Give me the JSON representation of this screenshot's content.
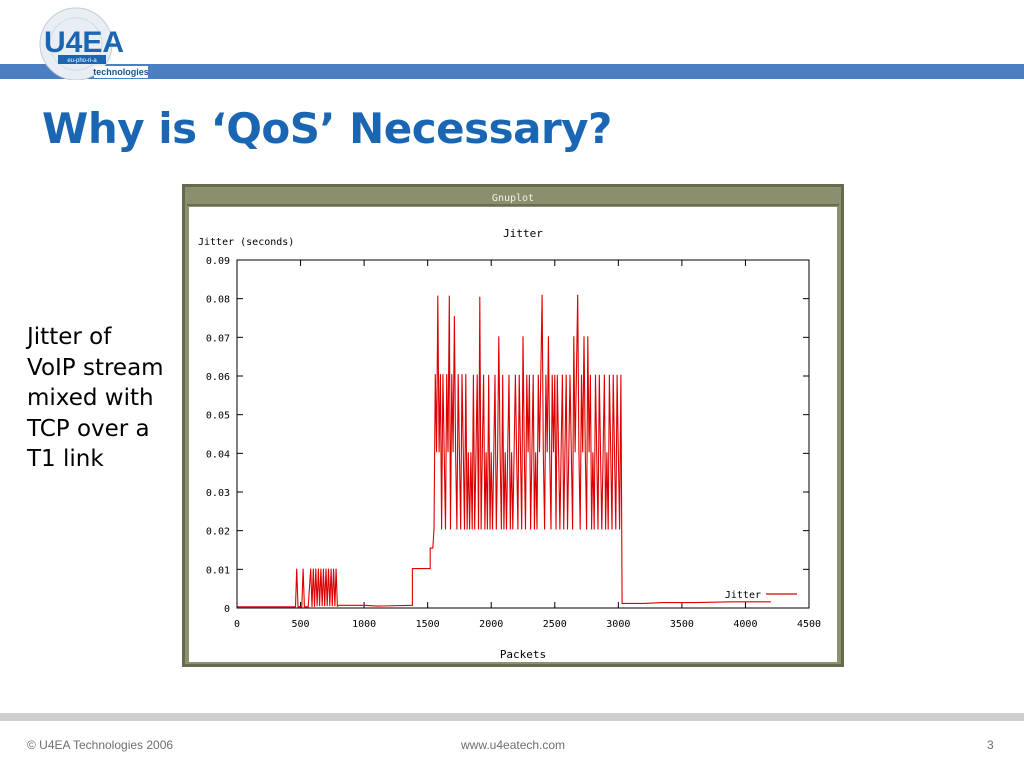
{
  "logo": {
    "brand": "U4EA",
    "tagline": "eu-pho-ri-a",
    "sub": "technologies"
  },
  "slide": {
    "title": "Why is ‘QoS’ Necessary?",
    "caption_lines": [
      "Jitter of",
      "VoIP stream",
      "mixed with",
      "TCP over a",
      "T1 link"
    ]
  },
  "window": {
    "title": "Gnuplot"
  },
  "colors": {
    "title": "#1b66b3",
    "top_bar": "#4a7fc1",
    "series": "#dd0000",
    "window_frame": "#555a3c"
  },
  "chart_data": {
    "type": "line",
    "title": "Jitter",
    "xlabel": "Packets",
    "ylabel": "Jitter (seconds)",
    "xlim": [
      0,
      4500
    ],
    "ylim": [
      0,
      0.09
    ],
    "x_ticks": [
      "0",
      "500",
      "1000",
      "1500",
      "2000",
      "2500",
      "3000",
      "3500",
      "4000",
      "4500"
    ],
    "y_ticks": [
      "0",
      "0.01",
      "0.02",
      "0.03",
      "0.04",
      "0.05",
      "0.06",
      "0.07",
      "0.08",
      "0.09"
    ],
    "grid": false,
    "legend": "bottom-right",
    "series": [
      {
        "name": "Jitter",
        "points": [
          [
            0,
            0.0003
          ],
          [
            460,
            0.0003
          ],
          [
            470,
            0.0102
          ],
          [
            480,
            0.0003
          ],
          [
            510,
            0.0003
          ],
          [
            520,
            0.0102
          ],
          [
            530,
            0.0003
          ],
          [
            560,
            0.0003
          ],
          [
            580,
            0.0102
          ],
          [
            590,
            0.0003
          ],
          [
            600,
            0.0102
          ],
          [
            610,
            0.0003
          ],
          [
            620,
            0.0102
          ],
          [
            630,
            0.0005
          ],
          [
            640,
            0.0102
          ],
          [
            650,
            0.0005
          ],
          [
            660,
            0.0102
          ],
          [
            670,
            0.0005
          ],
          [
            680,
            0.0102
          ],
          [
            690,
            0.0005
          ],
          [
            700,
            0.0102
          ],
          [
            710,
            0.0005
          ],
          [
            720,
            0.0102
          ],
          [
            730,
            0.0005
          ],
          [
            740,
            0.0102
          ],
          [
            750,
            0.0005
          ],
          [
            760,
            0.0102
          ],
          [
            770,
            0.0005
          ],
          [
            780,
            0.0102
          ],
          [
            790,
            0.0005
          ],
          [
            800,
            0.0007
          ],
          [
            1000,
            0.0007
          ],
          [
            1100,
            0.0005
          ],
          [
            1380,
            0.0007
          ],
          [
            1380,
            0.0102
          ],
          [
            1520,
            0.0102
          ],
          [
            1520,
            0.0155
          ],
          [
            1540,
            0.0155
          ],
          [
            1550,
            0.0203
          ],
          [
            1560,
            0.0605
          ],
          [
            1570,
            0.0403
          ],
          [
            1580,
            0.0808
          ],
          [
            1590,
            0.0403
          ],
          [
            1600,
            0.0605
          ],
          [
            1610,
            0.0203
          ],
          [
            1620,
            0.0605
          ],
          [
            1630,
            0.0403
          ],
          [
            1640,
            0.0203
          ],
          [
            1650,
            0.0605
          ],
          [
            1660,
            0.0403
          ],
          [
            1670,
            0.0808
          ],
          [
            1680,
            0.0203
          ],
          [
            1690,
            0.0605
          ],
          [
            1700,
            0.0403
          ],
          [
            1710,
            0.0755
          ],
          [
            1720,
            0.0403
          ],
          [
            1730,
            0.0203
          ],
          [
            1740,
            0.0605
          ],
          [
            1750,
            0.0403
          ],
          [
            1760,
            0.0203
          ],
          [
            1770,
            0.0605
          ],
          [
            1780,
            0.0403
          ],
          [
            1790,
            0.0203
          ],
          [
            1800,
            0.0605
          ],
          [
            1810,
            0.0203
          ],
          [
            1820,
            0.0403
          ],
          [
            1830,
            0.0203
          ],
          [
            1840,
            0.0403
          ],
          [
            1850,
            0.0203
          ],
          [
            1860,
            0.0603
          ],
          [
            1870,
            0.0203
          ],
          [
            1880,
            0.0403
          ],
          [
            1890,
            0.0604
          ],
          [
            1900,
            0.0203
          ],
          [
            1910,
            0.0805
          ],
          [
            1920,
            0.0203
          ],
          [
            1930,
            0.0403
          ],
          [
            1940,
            0.0603
          ],
          [
            1950,
            0.0203
          ],
          [
            1960,
            0.0403
          ],
          [
            1970,
            0.0203
          ],
          [
            1980,
            0.0603
          ],
          [
            1990,
            0.0203
          ],
          [
            2000,
            0.0403
          ],
          [
            2010,
            0.0203
          ],
          [
            2020,
            0.0403
          ],
          [
            2030,
            0.0603
          ],
          [
            2040,
            0.0203
          ],
          [
            2050,
            0.0403
          ],
          [
            2060,
            0.0703
          ],
          [
            2070,
            0.0403
          ],
          [
            2080,
            0.0203
          ],
          [
            2090,
            0.0603
          ],
          [
            2100,
            0.0203
          ],
          [
            2110,
            0.0403
          ],
          [
            2120,
            0.0203
          ],
          [
            2130,
            0.0403
          ],
          [
            2140,
            0.0603
          ],
          [
            2150,
            0.0203
          ],
          [
            2160,
            0.0403
          ],
          [
            2170,
            0.0203
          ],
          [
            2180,
            0.0403
          ],
          [
            2190,
            0.0603
          ],
          [
            2200,
            0.0403
          ],
          [
            2210,
            0.0203
          ],
          [
            2220,
            0.0603
          ],
          [
            2230,
            0.0403
          ],
          [
            2240,
            0.0203
          ],
          [
            2250,
            0.0703
          ],
          [
            2260,
            0.0403
          ],
          [
            2270,
            0.0203
          ],
          [
            2280,
            0.0603
          ],
          [
            2290,
            0.0403
          ],
          [
            2300,
            0.0603
          ],
          [
            2310,
            0.0203
          ],
          [
            2320,
            0.0403
          ],
          [
            2330,
            0.0603
          ],
          [
            2340,
            0.0203
          ],
          [
            2350,
            0.0403
          ],
          [
            2360,
            0.0203
          ],
          [
            2370,
            0.0603
          ],
          [
            2380,
            0.0403
          ],
          [
            2390,
            0.0603
          ],
          [
            2400,
            0.081
          ],
          [
            2410,
            0.0403
          ],
          [
            2420,
            0.0203
          ],
          [
            2430,
            0.0603
          ],
          [
            2440,
            0.0403
          ],
          [
            2450,
            0.0703
          ],
          [
            2460,
            0.0403
          ],
          [
            2470,
            0.0203
          ],
          [
            2480,
            0.0603
          ],
          [
            2490,
            0.0403
          ],
          [
            2500,
            0.0603
          ],
          [
            2510,
            0.0203
          ],
          [
            2520,
            0.0603
          ],
          [
            2530,
            0.0403
          ],
          [
            2540,
            0.0203
          ],
          [
            2550,
            0.0403
          ],
          [
            2560,
            0.0603
          ],
          [
            2570,
            0.0203
          ],
          [
            2580,
            0.0403
          ],
          [
            2590,
            0.0603
          ],
          [
            2600,
            0.0203
          ],
          [
            2610,
            0.0403
          ],
          [
            2620,
            0.0603
          ],
          [
            2630,
            0.0403
          ],
          [
            2640,
            0.0203
          ],
          [
            2650,
            0.0703
          ],
          [
            2660,
            0.0403
          ],
          [
            2670,
            0.0603
          ],
          [
            2680,
            0.081
          ],
          [
            2690,
            0.0403
          ],
          [
            2700,
            0.0203
          ],
          [
            2710,
            0.0603
          ],
          [
            2720,
            0.0403
          ],
          [
            2730,
            0.0703
          ],
          [
            2740,
            0.0403
          ],
          [
            2750,
            0.0203
          ],
          [
            2760,
            0.0703
          ],
          [
            2770,
            0.0403
          ],
          [
            2780,
            0.0603
          ],
          [
            2790,
            0.0203
          ],
          [
            2800,
            0.0403
          ],
          [
            2810,
            0.0203
          ],
          [
            2820,
            0.0603
          ],
          [
            2830,
            0.0403
          ],
          [
            2840,
            0.0203
          ],
          [
            2850,
            0.0603
          ],
          [
            2860,
            0.0403
          ],
          [
            2870,
            0.0203
          ],
          [
            2880,
            0.0403
          ],
          [
            2890,
            0.0603
          ],
          [
            2900,
            0.0203
          ],
          [
            2910,
            0.0403
          ],
          [
            2920,
            0.0203
          ],
          [
            2930,
            0.0603
          ],
          [
            2940,
            0.0403
          ],
          [
            2950,
            0.0203
          ],
          [
            2960,
            0.0603
          ],
          [
            2970,
            0.0403
          ],
          [
            2980,
            0.0203
          ],
          [
            2990,
            0.0603
          ],
          [
            3000,
            0.0403
          ],
          [
            3010,
            0.0203
          ],
          [
            3020,
            0.0603
          ],
          [
            3030,
            0.0012
          ],
          [
            3200,
            0.0012
          ],
          [
            3350,
            0.0014
          ],
          [
            3600,
            0.0014
          ],
          [
            3900,
            0.0016
          ],
          [
            4200,
            0.0016
          ]
        ]
      }
    ]
  },
  "footer": {
    "left": "© U4EA Technologies 2006",
    "center": "www.u4eatech.com",
    "page": "3"
  }
}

· · ·

Pull out all lines containing "Jitter".

      "Jitter of",
    "title": "Jitter",
    "ylabel": "Jitter (seconds)",
        "name": "Jitter",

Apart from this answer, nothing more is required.